### Excerpted text
Python Simplified

PythonSimplifiedcomLogo

Generate fake data using Faker and Python

Introduction

Often times you need dummy data or fake data to test the software you are working on. The real pain is to get the proper data for testing. If you are lucky Google search may yield you some datasets but sometimes it may be a futile exercise. 

What if we can generate the dummy data quickly and load it into Pandas dataframe so that you don’t have to spend time searching for the right dataset? Yes, it’s possible with the help of the Python Faker package. In this article, you are going to learn how to use Faker to generate fake/dummy data.

Faker

As mentioned in the official documentation, this Python Faker library is inspired by PHP Faker, Perl Faker, and Ruby Faker

Installation

The below command will install the Faker library without any hassle. However, note that starting from version 4.0.0, Faker only supports Python 3.6 and above. If you are still using Python 2.x then you should use Faker 3.0.1. 

				
					pip install Faker
				
			

Usage

You need to first create a Faker object and then run the methods on the faker object to get the required fake data. In the below example, we have created a faker object called fake and then ran the name, address, etc. method on the object to get the required data. 

				
					>>> import faker
>>> fake = faker()

>>> fake.name()
'Lucy Cechtelar'

>>> fake.address()
'0535 Lisa Flats\nSouth Michele, MI 38477'
				
			

If you are curious to know all the available methods, you can run the below command.

### Brief 1
According to the Faker article, which libraries inspired the Python Faker library?

### Data shown
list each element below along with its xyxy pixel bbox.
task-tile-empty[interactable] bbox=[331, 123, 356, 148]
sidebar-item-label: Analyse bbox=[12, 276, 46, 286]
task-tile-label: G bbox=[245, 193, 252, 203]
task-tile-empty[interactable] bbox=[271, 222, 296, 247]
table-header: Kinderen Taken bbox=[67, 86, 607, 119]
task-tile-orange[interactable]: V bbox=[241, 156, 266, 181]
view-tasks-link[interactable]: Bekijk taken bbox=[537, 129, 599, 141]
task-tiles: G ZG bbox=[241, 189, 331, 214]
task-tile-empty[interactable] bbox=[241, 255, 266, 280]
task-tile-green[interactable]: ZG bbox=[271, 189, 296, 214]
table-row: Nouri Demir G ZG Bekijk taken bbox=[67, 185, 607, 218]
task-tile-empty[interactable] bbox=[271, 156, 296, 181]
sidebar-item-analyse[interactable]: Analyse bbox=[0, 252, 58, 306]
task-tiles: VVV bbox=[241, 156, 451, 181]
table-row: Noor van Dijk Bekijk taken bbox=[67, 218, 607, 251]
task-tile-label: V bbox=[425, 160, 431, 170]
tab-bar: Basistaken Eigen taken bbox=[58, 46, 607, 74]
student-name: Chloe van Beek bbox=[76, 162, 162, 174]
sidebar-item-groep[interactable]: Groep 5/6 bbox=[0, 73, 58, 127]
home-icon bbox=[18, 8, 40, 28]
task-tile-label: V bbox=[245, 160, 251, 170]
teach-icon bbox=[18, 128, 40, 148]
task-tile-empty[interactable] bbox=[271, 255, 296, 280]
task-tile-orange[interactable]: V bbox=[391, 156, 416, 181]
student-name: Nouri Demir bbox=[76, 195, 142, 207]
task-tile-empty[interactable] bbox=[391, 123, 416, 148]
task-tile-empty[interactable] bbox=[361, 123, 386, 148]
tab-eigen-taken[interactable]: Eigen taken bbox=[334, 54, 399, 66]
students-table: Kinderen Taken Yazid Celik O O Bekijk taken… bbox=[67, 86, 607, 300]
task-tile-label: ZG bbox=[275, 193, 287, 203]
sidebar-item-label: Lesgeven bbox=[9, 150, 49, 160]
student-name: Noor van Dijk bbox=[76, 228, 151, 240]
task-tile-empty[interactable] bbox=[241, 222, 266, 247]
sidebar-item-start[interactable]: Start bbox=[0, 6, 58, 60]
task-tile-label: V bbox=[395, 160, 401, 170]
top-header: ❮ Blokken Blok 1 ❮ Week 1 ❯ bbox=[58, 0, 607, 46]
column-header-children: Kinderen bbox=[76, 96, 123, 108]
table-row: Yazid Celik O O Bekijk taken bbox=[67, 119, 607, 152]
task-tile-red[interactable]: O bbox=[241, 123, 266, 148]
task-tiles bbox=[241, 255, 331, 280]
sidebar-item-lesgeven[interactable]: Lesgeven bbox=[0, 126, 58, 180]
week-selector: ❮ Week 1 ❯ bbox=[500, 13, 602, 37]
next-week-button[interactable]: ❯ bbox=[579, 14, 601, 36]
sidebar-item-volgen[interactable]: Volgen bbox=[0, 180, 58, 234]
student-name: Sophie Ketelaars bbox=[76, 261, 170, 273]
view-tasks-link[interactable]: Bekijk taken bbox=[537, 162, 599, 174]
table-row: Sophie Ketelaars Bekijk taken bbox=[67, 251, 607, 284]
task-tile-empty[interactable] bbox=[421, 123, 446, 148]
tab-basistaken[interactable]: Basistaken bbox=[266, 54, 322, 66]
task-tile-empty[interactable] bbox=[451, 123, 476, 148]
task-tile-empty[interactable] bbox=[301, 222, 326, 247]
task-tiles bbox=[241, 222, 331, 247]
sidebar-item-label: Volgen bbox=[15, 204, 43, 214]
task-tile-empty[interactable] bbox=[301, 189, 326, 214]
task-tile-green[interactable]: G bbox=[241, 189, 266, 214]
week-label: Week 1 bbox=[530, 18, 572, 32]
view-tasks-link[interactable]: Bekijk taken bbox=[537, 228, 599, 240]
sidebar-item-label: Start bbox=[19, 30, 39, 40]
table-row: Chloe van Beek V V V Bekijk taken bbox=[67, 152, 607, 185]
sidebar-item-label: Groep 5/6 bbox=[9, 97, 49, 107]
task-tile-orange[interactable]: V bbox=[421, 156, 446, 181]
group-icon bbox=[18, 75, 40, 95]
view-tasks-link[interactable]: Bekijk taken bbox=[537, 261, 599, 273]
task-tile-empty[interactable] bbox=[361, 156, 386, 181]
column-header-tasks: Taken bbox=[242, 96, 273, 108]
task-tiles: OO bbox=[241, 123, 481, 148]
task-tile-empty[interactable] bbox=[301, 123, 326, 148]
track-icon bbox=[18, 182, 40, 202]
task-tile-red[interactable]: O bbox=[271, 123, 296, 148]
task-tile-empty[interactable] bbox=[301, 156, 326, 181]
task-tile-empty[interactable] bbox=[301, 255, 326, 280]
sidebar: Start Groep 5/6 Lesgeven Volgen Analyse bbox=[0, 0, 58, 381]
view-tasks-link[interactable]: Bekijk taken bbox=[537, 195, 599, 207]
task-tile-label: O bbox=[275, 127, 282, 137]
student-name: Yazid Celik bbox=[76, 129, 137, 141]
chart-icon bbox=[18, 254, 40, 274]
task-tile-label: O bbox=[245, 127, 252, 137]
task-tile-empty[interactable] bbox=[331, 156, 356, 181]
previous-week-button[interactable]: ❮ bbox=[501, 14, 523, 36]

### Brief 2
Can you retype the rows from their first line through the line that contains "task-tile-orange[interactable]: V bbox=[241, 156, 266, 181]", with both of those lines included and every line unchanged?

### Worked answer 1
PHP Faker, Perl Faker, and Ruby Faker

### Worked answer 2
list each element below along with its xyxy pixel bbox.
task-tile-empty[interactable] bbox=[331, 123, 356, 148]
sidebar-item-label: Analyse bbox=[12, 276, 46, 286]
task-tile-label: G bbox=[245, 193, 252, 203]
task-tile-empty[interactable] bbox=[271, 222, 296, 247]
table-header: Kinderen Taken bbox=[67, 86, 607, 119]
task-tile-orange[interactable]: V bbox=[241, 156, 266, 181]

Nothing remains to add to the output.